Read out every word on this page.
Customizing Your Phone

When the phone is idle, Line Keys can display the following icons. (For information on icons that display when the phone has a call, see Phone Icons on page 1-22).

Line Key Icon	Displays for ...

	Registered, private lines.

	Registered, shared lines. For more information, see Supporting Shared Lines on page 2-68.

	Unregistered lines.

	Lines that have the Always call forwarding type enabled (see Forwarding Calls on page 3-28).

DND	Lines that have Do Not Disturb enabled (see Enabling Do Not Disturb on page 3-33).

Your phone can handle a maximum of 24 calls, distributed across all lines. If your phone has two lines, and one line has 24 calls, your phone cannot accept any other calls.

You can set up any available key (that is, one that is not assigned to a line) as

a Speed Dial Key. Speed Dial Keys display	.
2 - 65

- **WHAT YOU SHOULD DO**:
Determine how many lines in the listing above hold the string "that", then write only the number.

- **FULL OUTPUT**:
4